__REQUIRED TASK__
Return the number of lines holding "this", with nothing added.

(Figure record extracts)
--- --- ---

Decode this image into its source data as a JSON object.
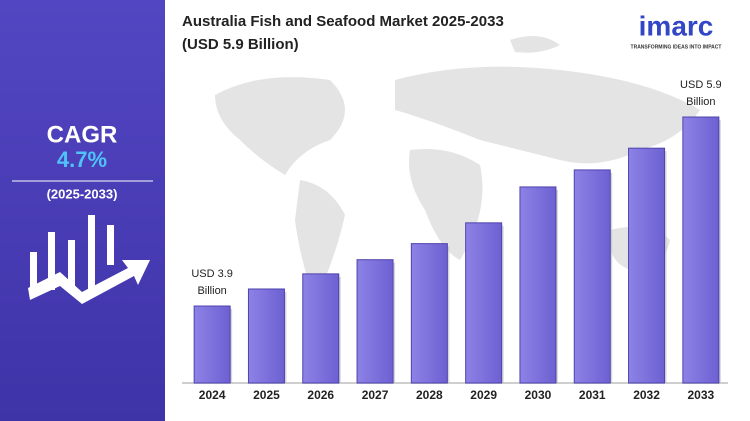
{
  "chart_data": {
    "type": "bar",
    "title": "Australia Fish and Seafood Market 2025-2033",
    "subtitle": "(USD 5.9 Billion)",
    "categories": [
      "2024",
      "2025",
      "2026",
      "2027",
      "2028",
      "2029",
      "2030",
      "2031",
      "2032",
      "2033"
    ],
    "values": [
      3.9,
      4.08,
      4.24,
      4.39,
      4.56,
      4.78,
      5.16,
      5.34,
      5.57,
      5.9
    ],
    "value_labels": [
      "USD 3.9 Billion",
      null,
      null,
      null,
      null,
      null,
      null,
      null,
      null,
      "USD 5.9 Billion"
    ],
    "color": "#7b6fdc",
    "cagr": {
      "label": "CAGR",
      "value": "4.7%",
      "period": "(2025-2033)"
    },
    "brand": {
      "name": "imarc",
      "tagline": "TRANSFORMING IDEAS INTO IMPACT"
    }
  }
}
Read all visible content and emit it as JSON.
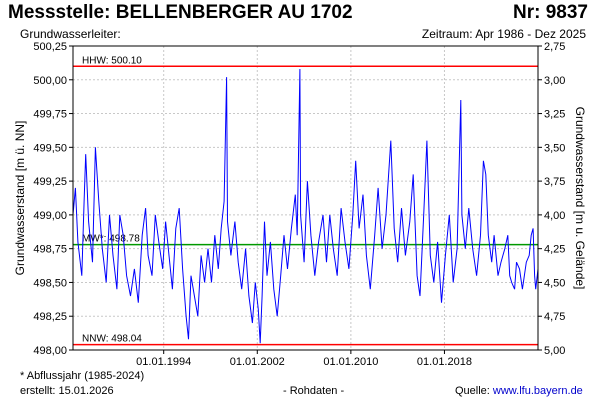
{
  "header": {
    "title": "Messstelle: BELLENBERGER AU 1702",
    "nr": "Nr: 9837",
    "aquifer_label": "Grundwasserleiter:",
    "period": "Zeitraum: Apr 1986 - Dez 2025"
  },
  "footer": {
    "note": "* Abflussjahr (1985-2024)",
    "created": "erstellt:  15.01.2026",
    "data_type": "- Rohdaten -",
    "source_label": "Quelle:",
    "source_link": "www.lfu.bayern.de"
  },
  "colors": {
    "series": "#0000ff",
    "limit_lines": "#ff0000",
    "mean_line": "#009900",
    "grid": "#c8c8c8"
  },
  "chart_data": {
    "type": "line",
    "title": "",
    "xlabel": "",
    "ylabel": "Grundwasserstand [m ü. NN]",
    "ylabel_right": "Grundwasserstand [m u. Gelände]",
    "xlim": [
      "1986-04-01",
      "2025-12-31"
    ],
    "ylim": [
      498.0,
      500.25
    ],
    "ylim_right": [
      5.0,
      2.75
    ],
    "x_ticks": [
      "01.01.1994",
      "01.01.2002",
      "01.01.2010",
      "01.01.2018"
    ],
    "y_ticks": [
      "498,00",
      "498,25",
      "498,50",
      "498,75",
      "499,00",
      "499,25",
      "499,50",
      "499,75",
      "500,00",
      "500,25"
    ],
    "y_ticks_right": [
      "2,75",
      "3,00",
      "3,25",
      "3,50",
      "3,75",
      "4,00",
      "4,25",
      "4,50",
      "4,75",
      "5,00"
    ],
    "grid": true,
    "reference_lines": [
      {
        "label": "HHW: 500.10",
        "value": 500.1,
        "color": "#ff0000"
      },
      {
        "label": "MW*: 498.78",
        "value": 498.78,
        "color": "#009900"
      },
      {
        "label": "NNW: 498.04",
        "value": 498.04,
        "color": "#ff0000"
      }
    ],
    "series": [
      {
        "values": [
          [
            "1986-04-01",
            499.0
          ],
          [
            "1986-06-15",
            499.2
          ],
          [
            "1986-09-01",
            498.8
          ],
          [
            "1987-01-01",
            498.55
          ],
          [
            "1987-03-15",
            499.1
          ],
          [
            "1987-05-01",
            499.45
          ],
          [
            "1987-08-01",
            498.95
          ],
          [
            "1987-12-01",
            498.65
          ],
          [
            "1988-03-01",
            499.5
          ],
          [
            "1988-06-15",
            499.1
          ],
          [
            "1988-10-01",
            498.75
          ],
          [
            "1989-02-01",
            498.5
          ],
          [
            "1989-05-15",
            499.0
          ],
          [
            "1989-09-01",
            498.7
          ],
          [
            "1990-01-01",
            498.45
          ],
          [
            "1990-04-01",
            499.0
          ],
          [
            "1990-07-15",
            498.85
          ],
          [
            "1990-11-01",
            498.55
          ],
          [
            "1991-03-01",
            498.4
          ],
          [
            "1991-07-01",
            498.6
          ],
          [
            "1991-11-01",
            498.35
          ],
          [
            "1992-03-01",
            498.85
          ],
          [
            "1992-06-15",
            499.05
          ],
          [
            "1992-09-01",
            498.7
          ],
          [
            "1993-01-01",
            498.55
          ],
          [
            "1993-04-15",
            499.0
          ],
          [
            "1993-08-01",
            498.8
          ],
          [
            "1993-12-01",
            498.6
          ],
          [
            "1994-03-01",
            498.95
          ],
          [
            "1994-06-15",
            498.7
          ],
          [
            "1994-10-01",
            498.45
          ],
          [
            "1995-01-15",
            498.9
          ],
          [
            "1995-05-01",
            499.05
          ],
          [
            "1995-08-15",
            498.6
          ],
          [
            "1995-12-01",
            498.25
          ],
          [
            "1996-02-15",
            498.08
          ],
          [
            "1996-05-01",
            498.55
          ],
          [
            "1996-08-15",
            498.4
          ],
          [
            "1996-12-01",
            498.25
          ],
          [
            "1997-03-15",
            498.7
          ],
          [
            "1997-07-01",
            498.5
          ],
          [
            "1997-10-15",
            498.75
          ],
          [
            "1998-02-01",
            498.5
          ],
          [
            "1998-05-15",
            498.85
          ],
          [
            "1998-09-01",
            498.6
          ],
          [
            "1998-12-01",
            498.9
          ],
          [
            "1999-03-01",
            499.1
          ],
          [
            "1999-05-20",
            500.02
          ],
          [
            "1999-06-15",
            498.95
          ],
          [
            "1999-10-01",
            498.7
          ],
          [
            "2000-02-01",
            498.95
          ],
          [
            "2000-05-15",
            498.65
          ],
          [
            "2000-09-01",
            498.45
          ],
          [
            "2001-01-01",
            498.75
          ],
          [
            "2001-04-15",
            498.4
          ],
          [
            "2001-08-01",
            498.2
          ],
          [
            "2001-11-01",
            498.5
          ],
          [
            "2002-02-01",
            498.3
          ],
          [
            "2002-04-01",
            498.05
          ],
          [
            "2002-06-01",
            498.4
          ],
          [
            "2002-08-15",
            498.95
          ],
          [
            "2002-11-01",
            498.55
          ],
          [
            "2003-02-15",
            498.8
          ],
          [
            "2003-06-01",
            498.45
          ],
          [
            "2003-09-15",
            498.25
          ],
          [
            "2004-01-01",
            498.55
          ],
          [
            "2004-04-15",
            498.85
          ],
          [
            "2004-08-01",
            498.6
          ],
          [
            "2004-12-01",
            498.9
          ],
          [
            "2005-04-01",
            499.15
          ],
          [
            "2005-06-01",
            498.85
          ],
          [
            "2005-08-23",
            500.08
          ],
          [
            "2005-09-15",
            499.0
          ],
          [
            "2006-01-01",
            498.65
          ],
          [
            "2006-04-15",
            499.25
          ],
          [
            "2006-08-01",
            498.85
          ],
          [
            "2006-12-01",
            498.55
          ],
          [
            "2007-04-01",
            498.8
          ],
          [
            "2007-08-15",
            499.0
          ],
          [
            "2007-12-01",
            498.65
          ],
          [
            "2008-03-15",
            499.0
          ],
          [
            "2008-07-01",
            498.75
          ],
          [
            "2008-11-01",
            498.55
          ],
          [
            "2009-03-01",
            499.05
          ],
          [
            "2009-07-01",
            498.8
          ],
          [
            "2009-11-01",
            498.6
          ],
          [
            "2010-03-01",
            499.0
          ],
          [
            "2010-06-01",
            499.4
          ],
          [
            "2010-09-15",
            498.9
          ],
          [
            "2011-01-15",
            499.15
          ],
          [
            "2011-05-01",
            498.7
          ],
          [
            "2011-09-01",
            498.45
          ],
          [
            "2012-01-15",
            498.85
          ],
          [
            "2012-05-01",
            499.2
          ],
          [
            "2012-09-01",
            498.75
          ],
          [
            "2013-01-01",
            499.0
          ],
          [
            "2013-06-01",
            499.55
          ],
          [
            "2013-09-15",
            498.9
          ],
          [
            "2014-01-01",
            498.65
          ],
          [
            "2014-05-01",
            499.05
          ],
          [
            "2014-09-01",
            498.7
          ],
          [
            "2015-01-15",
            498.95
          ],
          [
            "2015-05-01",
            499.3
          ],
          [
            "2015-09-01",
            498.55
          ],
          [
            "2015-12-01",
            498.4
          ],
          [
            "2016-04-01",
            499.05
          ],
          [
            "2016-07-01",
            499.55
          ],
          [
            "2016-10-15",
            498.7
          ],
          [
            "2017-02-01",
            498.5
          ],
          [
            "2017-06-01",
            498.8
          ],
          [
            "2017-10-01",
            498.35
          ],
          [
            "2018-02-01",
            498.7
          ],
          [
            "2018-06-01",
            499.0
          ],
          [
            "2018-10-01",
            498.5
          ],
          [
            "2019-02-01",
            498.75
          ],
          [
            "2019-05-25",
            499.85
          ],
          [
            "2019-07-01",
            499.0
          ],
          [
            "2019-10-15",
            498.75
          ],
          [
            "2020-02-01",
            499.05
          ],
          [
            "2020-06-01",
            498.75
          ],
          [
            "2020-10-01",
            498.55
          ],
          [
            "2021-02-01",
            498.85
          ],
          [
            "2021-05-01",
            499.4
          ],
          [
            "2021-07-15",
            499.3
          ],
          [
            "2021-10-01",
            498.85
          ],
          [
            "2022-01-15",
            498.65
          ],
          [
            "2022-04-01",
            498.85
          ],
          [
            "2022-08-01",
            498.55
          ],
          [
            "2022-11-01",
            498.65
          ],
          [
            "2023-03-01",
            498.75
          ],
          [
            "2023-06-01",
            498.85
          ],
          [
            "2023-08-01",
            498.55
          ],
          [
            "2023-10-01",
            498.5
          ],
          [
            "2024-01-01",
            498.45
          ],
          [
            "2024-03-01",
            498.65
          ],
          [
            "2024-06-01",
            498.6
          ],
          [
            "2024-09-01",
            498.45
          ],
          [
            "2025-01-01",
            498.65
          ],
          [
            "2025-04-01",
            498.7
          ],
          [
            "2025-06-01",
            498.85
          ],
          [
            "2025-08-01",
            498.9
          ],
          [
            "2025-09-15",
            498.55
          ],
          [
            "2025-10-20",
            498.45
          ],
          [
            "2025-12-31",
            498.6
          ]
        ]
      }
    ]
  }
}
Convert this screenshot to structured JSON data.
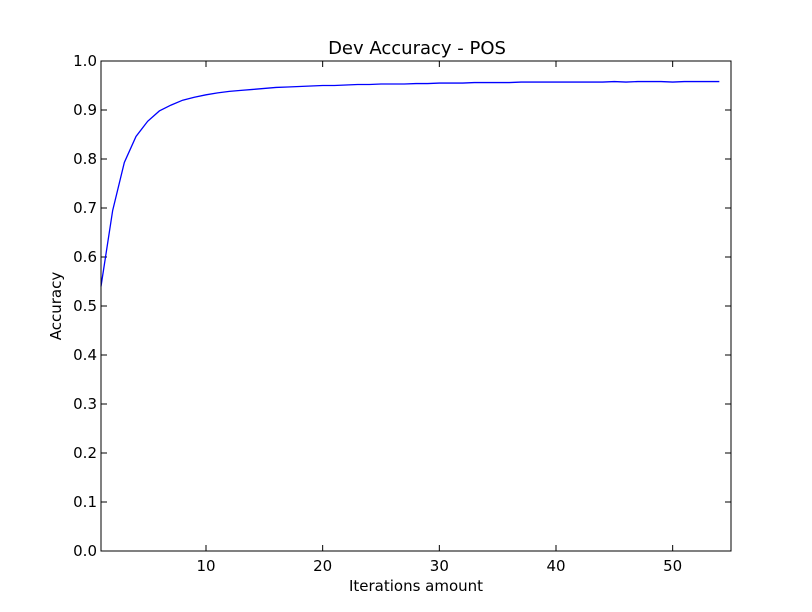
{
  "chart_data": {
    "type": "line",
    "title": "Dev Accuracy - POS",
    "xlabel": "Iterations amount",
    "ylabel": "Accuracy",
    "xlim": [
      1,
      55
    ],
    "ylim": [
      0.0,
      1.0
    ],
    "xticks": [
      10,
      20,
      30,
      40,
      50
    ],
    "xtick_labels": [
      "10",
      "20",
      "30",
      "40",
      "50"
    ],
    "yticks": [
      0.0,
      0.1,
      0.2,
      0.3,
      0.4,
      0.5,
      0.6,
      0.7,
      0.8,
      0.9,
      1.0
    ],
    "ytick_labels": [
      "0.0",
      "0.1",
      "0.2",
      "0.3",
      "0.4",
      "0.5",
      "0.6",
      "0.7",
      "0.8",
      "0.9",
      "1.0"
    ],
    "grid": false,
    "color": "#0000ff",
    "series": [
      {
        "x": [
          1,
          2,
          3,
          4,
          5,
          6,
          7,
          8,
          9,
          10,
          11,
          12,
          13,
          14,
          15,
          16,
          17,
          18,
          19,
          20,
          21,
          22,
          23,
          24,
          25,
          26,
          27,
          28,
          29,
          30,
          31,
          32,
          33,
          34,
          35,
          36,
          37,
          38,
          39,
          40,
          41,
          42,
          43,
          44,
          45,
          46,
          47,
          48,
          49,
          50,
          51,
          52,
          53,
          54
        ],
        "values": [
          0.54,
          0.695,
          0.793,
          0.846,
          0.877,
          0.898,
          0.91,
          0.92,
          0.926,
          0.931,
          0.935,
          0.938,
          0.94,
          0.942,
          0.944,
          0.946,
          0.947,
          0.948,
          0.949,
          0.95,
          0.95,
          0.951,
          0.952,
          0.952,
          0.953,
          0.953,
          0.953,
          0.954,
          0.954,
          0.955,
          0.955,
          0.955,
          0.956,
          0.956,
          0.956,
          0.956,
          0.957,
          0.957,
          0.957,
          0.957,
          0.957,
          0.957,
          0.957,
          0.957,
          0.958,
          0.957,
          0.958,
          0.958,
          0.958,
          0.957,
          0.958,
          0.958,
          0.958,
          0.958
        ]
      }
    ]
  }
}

--- --- ---

__ANSWER TO THE TASK__
2